-- Work to complete --
Write out the records beneath this line exactly as they appear, minus any images.

Data entries
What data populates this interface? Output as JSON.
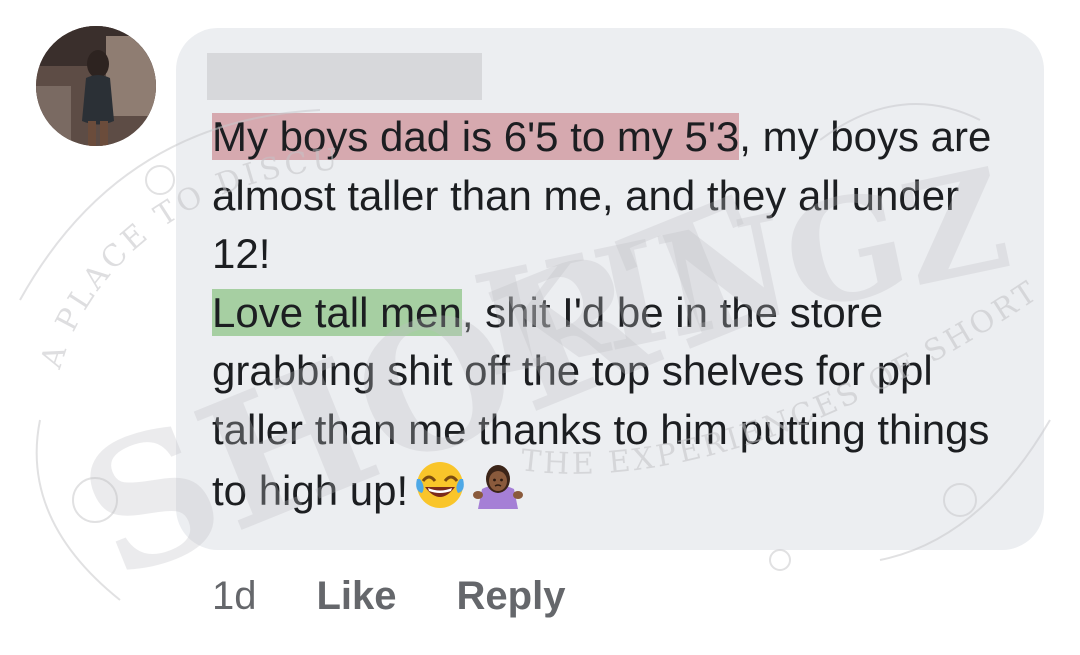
{
  "comment": {
    "author_name_redacted": true,
    "text": {
      "highlight_1": "My boys dad is 6'5 to my 5'3",
      "part_1": ", my boys are almost taller than me, and they all under 12!",
      "highlight_2": "Love tall men",
      "part_2": ", shit I'd be in the store grabbing shit off the top shelves for ppl taller than me thanks to him putting things to high up!"
    },
    "emojis": [
      "laughing-tears-emoji",
      "woman-shrugging-emoji"
    ],
    "highlight_colors": {
      "red": "#c47178",
      "green": "#78ba6e"
    }
  },
  "actions": {
    "timestamp": "1d",
    "like_label": "Like",
    "reply_label": "Reply"
  },
  "watermark": {
    "top_arc": "A PLACE TO DISCUSS",
    "brand_line1": "SHORT",
    "brand_line2": "KINGZ",
    "bottom_arc": "THE EXPERIENCES OF SHORTER MEN"
  },
  "colors": {
    "bubble": "#eceef1",
    "text": "#1c1e21",
    "action_text": "#65676b"
  }
}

-- Exercise response --
What data populates this interface? Output as JSON.
{
  "comment": {
    "author_name_redacted": true,
    "text": {
      "highlight_1": "My boys dad is 6'5 to my 5'3",
      "part_1": ", my boys are almost taller than me, and they all under 12!",
      "highlight_2": "Love tall men",
      "part_2": ", shit I'd be in the store grabbing shit off the top shelves for ppl taller than me thanks to him putting things to high up!"
    },
    "emojis": [
      "laughing-tears-emoji",
      "woman-shrugging-emoji"
    ],
    "highlight_colors": {
      "red": "#c47178",
      "green": "#78ba6e"
    }
  },
  "actions": {
    "timestamp": "1d",
    "like_label": "Like",
    "reply_label": "Reply"
  },
  "watermark": {
    "top_arc": "A PLACE TO DISCUSS",
    "brand_line1": "SHORT",
    "brand_line2": "KINGZ",
    "bottom_arc": "THE EXPERIENCES OF SHORTER MEN"
  },
  "colors": {
    "bubble": "#eceef1",
    "text": "#1c1e21",
    "action_text": "#65676b"
  }
}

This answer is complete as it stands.